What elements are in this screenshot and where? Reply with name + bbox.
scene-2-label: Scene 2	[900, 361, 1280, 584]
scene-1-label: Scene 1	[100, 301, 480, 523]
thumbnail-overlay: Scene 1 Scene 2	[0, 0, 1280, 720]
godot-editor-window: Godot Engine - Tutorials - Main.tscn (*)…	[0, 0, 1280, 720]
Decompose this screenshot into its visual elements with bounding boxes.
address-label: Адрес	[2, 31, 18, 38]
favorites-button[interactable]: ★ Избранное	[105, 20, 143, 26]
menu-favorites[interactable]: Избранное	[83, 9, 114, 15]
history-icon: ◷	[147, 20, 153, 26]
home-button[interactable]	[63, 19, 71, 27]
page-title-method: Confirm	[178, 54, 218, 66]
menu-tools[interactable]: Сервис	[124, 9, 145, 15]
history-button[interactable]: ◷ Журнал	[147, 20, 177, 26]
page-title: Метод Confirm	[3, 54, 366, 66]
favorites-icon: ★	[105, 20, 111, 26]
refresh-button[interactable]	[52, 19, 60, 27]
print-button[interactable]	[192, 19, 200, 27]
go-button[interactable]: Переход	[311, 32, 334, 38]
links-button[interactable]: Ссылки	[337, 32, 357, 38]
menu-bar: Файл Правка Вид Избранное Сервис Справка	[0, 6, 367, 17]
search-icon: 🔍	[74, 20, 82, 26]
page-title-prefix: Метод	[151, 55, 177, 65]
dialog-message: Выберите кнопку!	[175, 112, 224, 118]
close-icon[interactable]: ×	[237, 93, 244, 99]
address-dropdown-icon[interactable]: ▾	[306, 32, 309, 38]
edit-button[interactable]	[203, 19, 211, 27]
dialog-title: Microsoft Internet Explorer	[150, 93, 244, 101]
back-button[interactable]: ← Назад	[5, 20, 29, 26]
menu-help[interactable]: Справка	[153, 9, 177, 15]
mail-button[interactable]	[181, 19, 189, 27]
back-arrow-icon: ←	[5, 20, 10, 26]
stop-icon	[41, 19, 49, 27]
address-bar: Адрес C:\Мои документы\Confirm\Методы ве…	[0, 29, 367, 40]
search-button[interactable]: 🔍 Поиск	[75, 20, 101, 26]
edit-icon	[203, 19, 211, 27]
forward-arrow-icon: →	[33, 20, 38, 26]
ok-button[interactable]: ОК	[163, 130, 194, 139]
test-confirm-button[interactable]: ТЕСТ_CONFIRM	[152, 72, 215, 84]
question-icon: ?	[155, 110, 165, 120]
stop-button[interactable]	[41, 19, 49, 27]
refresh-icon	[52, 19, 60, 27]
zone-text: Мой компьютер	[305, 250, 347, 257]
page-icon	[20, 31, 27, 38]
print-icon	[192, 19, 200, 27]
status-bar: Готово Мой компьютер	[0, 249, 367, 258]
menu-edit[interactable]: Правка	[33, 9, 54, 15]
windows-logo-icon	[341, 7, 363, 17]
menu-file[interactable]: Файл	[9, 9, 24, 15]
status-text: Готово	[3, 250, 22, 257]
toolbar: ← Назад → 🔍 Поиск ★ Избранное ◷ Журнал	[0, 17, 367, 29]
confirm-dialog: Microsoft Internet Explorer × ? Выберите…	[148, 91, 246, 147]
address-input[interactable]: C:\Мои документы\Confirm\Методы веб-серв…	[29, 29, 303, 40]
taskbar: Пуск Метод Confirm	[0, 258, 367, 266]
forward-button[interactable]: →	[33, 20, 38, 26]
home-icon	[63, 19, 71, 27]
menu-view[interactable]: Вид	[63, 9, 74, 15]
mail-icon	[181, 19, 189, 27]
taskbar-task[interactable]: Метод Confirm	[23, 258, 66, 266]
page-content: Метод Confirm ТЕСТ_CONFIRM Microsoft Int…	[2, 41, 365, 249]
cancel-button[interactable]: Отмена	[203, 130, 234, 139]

_What is expected_
Count the lines in the listing above that contain the string "history". Reply with the number only.

_Response to the exercise_
2